**What the task requires:** Repeat all of the records verbatim.

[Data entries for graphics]
-- Start --

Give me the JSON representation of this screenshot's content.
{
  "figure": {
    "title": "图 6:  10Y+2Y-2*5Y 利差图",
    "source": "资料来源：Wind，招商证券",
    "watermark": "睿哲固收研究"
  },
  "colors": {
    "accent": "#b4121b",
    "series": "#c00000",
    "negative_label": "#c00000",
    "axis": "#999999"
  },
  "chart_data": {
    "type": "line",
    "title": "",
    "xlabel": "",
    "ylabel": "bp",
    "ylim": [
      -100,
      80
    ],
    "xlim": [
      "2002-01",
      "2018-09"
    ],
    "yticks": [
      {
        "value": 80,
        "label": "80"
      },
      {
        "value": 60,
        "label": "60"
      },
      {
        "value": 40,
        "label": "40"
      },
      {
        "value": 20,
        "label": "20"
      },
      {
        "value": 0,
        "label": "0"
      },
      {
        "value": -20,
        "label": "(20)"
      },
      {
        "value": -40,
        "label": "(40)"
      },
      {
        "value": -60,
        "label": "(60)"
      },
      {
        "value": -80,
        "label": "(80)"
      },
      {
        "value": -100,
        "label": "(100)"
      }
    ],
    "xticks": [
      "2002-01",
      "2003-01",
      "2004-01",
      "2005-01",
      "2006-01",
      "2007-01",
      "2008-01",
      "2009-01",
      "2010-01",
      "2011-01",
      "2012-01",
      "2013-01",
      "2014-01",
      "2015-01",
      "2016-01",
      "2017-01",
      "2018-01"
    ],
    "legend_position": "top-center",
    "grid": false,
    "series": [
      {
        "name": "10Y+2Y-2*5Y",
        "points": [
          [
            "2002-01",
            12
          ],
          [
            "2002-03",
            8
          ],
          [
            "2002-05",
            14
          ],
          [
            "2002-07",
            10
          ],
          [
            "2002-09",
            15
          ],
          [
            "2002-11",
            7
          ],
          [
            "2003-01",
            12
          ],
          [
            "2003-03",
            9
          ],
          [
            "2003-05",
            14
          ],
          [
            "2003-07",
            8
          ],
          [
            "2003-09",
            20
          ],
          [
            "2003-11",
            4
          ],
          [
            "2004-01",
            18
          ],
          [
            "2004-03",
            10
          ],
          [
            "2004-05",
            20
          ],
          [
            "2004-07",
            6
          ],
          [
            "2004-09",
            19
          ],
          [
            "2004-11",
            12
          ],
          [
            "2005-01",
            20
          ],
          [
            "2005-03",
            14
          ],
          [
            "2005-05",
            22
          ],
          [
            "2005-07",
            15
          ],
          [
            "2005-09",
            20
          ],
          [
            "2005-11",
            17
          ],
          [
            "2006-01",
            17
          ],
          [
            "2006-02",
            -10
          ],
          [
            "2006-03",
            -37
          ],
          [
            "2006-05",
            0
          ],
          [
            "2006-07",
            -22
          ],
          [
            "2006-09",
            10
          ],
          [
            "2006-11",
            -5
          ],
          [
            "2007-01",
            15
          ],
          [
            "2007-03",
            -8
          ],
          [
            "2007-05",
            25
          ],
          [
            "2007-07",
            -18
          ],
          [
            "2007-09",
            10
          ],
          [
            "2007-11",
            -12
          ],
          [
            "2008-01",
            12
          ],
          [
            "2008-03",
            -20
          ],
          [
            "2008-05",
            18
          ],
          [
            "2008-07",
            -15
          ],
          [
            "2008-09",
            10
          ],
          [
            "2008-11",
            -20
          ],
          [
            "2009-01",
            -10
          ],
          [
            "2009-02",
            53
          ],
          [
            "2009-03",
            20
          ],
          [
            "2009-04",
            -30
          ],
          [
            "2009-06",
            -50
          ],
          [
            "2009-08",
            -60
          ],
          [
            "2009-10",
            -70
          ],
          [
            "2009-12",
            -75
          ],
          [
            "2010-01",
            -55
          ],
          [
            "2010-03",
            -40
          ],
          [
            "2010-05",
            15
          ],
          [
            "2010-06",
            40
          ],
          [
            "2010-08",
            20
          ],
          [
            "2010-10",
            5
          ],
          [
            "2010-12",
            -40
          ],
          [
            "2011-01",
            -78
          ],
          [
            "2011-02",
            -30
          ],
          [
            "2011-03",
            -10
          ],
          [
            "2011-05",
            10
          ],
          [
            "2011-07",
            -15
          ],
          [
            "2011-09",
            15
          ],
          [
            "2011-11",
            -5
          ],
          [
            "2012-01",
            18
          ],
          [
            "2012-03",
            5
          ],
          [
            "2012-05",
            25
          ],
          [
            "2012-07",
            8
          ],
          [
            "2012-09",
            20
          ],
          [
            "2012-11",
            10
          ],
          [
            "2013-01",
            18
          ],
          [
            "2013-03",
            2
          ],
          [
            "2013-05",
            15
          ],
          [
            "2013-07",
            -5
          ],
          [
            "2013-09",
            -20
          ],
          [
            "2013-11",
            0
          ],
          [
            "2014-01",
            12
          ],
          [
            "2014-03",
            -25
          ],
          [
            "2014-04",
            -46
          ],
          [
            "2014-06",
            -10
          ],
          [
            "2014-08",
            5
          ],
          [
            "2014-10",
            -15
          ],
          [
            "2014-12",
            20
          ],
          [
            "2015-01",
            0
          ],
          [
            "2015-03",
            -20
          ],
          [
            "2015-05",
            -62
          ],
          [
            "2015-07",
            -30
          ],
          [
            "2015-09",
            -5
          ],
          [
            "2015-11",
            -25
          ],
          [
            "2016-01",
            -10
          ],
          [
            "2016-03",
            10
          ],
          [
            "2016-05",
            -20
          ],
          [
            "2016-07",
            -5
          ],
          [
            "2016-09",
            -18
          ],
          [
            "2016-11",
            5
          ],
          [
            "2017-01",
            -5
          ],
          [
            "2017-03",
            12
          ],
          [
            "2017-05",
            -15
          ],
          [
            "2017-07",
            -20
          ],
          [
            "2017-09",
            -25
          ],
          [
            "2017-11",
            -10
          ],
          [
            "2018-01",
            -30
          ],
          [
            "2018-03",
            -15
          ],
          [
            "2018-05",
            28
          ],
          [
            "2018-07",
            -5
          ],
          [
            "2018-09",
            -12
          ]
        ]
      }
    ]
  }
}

-- End --

**Written solution:**
Give me the JSON representation of this screenshot's content.
{
  "figure": {
    "title": "图 6:  10Y+2Y-2*5Y 利差图",
    "source": "资料来源：Wind，招商证券",
    "watermark": "睿哲固收研究"
  },
  "colors": {
    "accent": "#b4121b",
    "series": "#c00000",
    "negative_label": "#c00000",
    "axis": "#999999"
  },
  "chart_data": {
    "type": "line",
    "title": "",
    "xlabel": "",
    "ylabel": "bp",
    "ylim": [
      -100,
      80
    ],
    "xlim": [
      "2002-01",
      "2018-09"
    ],
    "yticks": [
      {
        "value": 80,
        "label": "80"
      },
      {
        "value": 60,
        "label": "60"
      },
      {
        "value": 40,
        "label": "40"
      },
      {
        "value": 20,
        "label": "20"
      },
      {
        "value": 0,
        "label": "0"
      },
      {
        "value": -20,
        "label": "(20)"
      },
      {
        "value": -40,
        "label": "(40)"
      },
      {
        "value": -60,
        "label": "(60)"
      },
      {
        "value": -80,
        "label": "(80)"
      },
      {
        "value": -100,
        "label": "(100)"
      }
    ],
    "xticks": [
      "2002-01",
      "2003-01",
      "2004-01",
      "2005-01",
      "2006-01",
      "2007-01",
      "2008-01",
      "2009-01",
      "2010-01",
      "2011-01",
      "2012-01",
      "2013-01",
      "2014-01",
      "2015-01",
      "2016-01",
      "2017-01",
      "2018-01"
    ],
    "legend_position": "top-center",
    "grid": false,
    "series": [
      {
        "name": "10Y+2Y-2*5Y",
        "points": [
          [
            "2002-01",
            12
          ],
          [
            "2002-03",
            8
          ],
          [
            "2002-05",
            14
          ],
          [
            "2002-07",
            10
          ],
          [
            "2002-09",
            15
          ],
          [
            "2002-11",
            7
          ],
          [
            "2003-01",
            12
          ],
          [
            "2003-03",
            9
          ],
          [
            "2003-05",
            14
          ],
          [
            "2003-07",
            8
          ],
          [
            "2003-09",
            20
          ],
          [
            "2003-11",
            4
          ],
          [
            "2004-01",
            18
          ],
          [
            "2004-03",
            10
          ],
          [
            "2004-05",
            20
          ],
          [
            "2004-07",
            6
          ],
          [
            "2004-09",
            19
          ],
          [
            "2004-11",
            12
          ],
          [
            "2005-01",
            20
          ],
          [
            "2005-03",
            14
          ],
          [
            "2005-05",
            22
          ],
          [
            "2005-07",
            15
          ],
          [
            "2005-09",
            20
          ],
          [
            "2005-11",
            17
          ],
          [
            "2006-01",
            17
          ],
          [
            "2006-02",
            -10
          ],
          [
            "2006-03",
            -37
          ],
          [
            "2006-05",
            0
          ],
          [
            "2006-07",
            -22
          ],
          [
            "2006-09",
            10
          ],
          [
            "2006-11",
            -5
          ],
          [
            "2007-01",
            15
          ],
          [
            "2007-03",
            -8
          ],
          [
            "2007-05",
            25
          ],
          [
            "2007-07",
            -18
          ],
          [
            "2007-09",
            10
          ],
          [
            "2007-11",
            -12
          ],
          [
            "2008-01",
            12
          ],
          [
            "2008-03",
            -20
          ],
          [
            "2008-05",
            18
          ],
          [
            "2008-07",
            -15
          ],
          [
            "2008-09",
            10
          ],
          [
            "2008-11",
            -20
          ],
          [
            "2009-01",
            -10
          ],
          [
            "2009-02",
            53
          ],
          [
            "2009-03",
            20
          ],
          [
            "2009-04",
            -30
          ],
          [
            "2009-06",
            -50
          ],
          [
            "2009-08",
            -60
          ],
          [
            "2009-10",
            -70
          ],
          [
            "2009-12",
            -75
          ],
          [
            "2010-01",
            -55
          ],
          [
            "2010-03",
            -40
          ],
          [
            "2010-05",
            15
          ],
          [
            "2010-06",
            40
          ],
          [
            "2010-08",
            20
          ],
          [
            "2010-10",
            5
          ],
          [
            "2010-12",
            -40
          ],
          [
            "2011-01",
            -78
          ],
          [
            "2011-02",
            -30
          ],
          [
            "2011-03",
            -10
          ],
          [
            "2011-05",
            10
          ],
          [
            "2011-07",
            -15
          ],
          [
            "2011-09",
            15
          ],
          [
            "2011-11",
            -5
          ],
          [
            "2012-01",
            18
          ],
          [
            "2012-03",
            5
          ],
          [
            "2012-05",
            25
          ],
          [
            "2012-07",
            8
          ],
          [
            "2012-09",
            20
          ],
          [
            "2012-11",
            10
          ],
          [
            "2013-01",
            18
          ],
          [
            "2013-03",
            2
          ],
          [
            "2013-05",
            15
          ],
          [
            "2013-07",
            -5
          ],
          [
            "2013-09",
            -20
          ],
          [
            "2013-11",
            0
          ],
          [
            "2014-01",
            12
          ],
          [
            "2014-03",
            -25
          ],
          [
            "2014-04",
            -46
          ],
          [
            "2014-06",
            -10
          ],
          [
            "2014-08",
            5
          ],
          [
            "2014-10",
            -15
          ],
          [
            "2014-12",
            20
          ],
          [
            "2015-01",
            0
          ],
          [
            "2015-03",
            -20
          ],
          [
            "2015-05",
            -62
          ],
          [
            "2015-07",
            -30
          ],
          [
            "2015-09",
            -5
          ],
          [
            "2015-11",
            -25
          ],
          [
            "2016-01",
            -10
          ],
          [
            "2016-03",
            10
          ],
          [
            "2016-05",
            -20
          ],
          [
            "2016-07",
            -5
          ],
          [
            "2016-09",
            -18
          ],
          [
            "2016-11",
            5
          ],
          [
            "2017-01",
            -5
          ],
          [
            "2017-03",
            12
          ],
          [
            "2017-05",
            -15
          ],
          [
            "2017-07",
            -20
          ],
          [
            "2017-09",
            -25
          ],
          [
            "2017-11",
            -10
          ],
          [
            "2018-01",
            -30
          ],
          [
            "2018-03",
            -15
          ],
          [
            "2018-05",
            28
          ],
          [
            "2018-07",
            -5
          ],
          [
            "2018-09",
            -12
          ]
        ]
      }
    ]
  }
}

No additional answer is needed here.